======== Information supplied
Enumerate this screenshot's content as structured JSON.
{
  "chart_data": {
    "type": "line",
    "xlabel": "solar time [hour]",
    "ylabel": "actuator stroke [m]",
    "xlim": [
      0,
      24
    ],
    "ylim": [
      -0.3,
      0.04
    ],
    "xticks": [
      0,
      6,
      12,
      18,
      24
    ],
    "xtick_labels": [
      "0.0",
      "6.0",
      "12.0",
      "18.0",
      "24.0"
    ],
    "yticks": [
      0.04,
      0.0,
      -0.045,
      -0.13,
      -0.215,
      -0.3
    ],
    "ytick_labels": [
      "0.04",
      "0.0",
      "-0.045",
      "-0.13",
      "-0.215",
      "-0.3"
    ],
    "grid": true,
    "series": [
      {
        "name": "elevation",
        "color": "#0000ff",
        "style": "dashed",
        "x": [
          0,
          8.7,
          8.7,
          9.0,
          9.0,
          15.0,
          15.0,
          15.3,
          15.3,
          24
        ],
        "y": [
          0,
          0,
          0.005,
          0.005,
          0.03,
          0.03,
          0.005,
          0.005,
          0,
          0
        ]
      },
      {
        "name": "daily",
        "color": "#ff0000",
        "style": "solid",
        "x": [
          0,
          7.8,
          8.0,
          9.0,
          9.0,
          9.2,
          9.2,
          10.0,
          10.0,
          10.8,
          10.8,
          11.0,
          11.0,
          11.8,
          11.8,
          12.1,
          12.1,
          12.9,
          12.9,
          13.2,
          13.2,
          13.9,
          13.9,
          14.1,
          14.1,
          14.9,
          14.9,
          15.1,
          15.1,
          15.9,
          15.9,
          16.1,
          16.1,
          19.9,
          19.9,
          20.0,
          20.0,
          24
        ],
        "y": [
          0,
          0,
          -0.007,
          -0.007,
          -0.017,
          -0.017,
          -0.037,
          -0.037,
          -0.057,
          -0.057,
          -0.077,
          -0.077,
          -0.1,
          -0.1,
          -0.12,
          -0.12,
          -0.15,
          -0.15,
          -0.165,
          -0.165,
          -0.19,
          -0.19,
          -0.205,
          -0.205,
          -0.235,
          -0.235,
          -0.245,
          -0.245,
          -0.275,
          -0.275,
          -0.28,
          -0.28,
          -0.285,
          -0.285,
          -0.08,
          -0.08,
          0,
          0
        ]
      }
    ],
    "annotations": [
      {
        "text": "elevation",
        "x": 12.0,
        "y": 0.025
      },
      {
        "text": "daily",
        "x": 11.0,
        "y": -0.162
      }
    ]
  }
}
================
Repeat the listing exactly, from its first line to its last.

§ Completed task:
Enumerate this screenshot's content as structured JSON.
{
  "chart_data": {
    "type": "line",
    "xlabel": "solar time [hour]",
    "ylabel": "actuator stroke [m]",
    "xlim": [
      0,
      24
    ],
    "ylim": [
      -0.3,
      0.04
    ],
    "xticks": [
      0,
      6,
      12,
      18,
      24
    ],
    "xtick_labels": [
      "0.0",
      "6.0",
      "12.0",
      "18.0",
      "24.0"
    ],
    "yticks": [
      0.04,
      0.0,
      -0.045,
      -0.13,
      -0.215,
      -0.3
    ],
    "ytick_labels": [
      "0.04",
      "0.0",
      "-0.045",
      "-0.13",
      "-0.215",
      "-0.3"
    ],
    "grid": true,
    "series": [
      {
        "name": "elevation",
        "color": "#0000ff",
        "style": "dashed",
        "x": [
          0,
          8.7,
          8.7,
          9.0,
          9.0,
          15.0,
          15.0,
          15.3,
          15.3,
          24
        ],
        "y": [
          0,
          0,
          0.005,
          0.005,
          0.03,
          0.03,
          0.005,
          0.005,
          0,
          0
        ]
      },
      {
        "name": "daily",
        "color": "#ff0000",
        "style": "solid",
        "x": [
          0,
          7.8,
          8.0,
          9.0,
          9.0,
          9.2,
          9.2,
          10.0,
          10.0,
          10.8,
          10.8,
          11.0,
          11.0,
          11.8,
          11.8,
          12.1,
          12.1,
          12.9,
          12.9,
          13.2,
          13.2,
          13.9,
          13.9,
          14.1,
          14.1,
          14.9,
          14.9,
          15.1,
          15.1,
          15.9,
          15.9,
          16.1,
          16.1,
          19.9,
          19.9,
          20.0,
          20.0,
          24
        ],
        "y": [
          0,
          0,
          -0.007,
          -0.007,
          -0.017,
          -0.017,
          -0.037,
          -0.037,
          -0.057,
          -0.057,
          -0.077,
          -0.077,
          -0.1,
          -0.1,
          -0.12,
          -0.12,
          -0.15,
          -0.15,
          -0.165,
          -0.165,
          -0.19,
          -0.19,
          -0.205,
          -0.205,
          -0.235,
          -0.235,
          -0.245,
          -0.245,
          -0.275,
          -0.275,
          -0.28,
          -0.28,
          -0.285,
          -0.285,
          -0.08,
          -0.08,
          0,
          0
        ]
      }
    ],
    "annotations": [
      {
        "text": "elevation",
        "x": 12.0,
        "y": 0.025
      },
      {
        "text": "daily",
        "x": 11.0,
        "y": -0.162
      }
    ]
  }
}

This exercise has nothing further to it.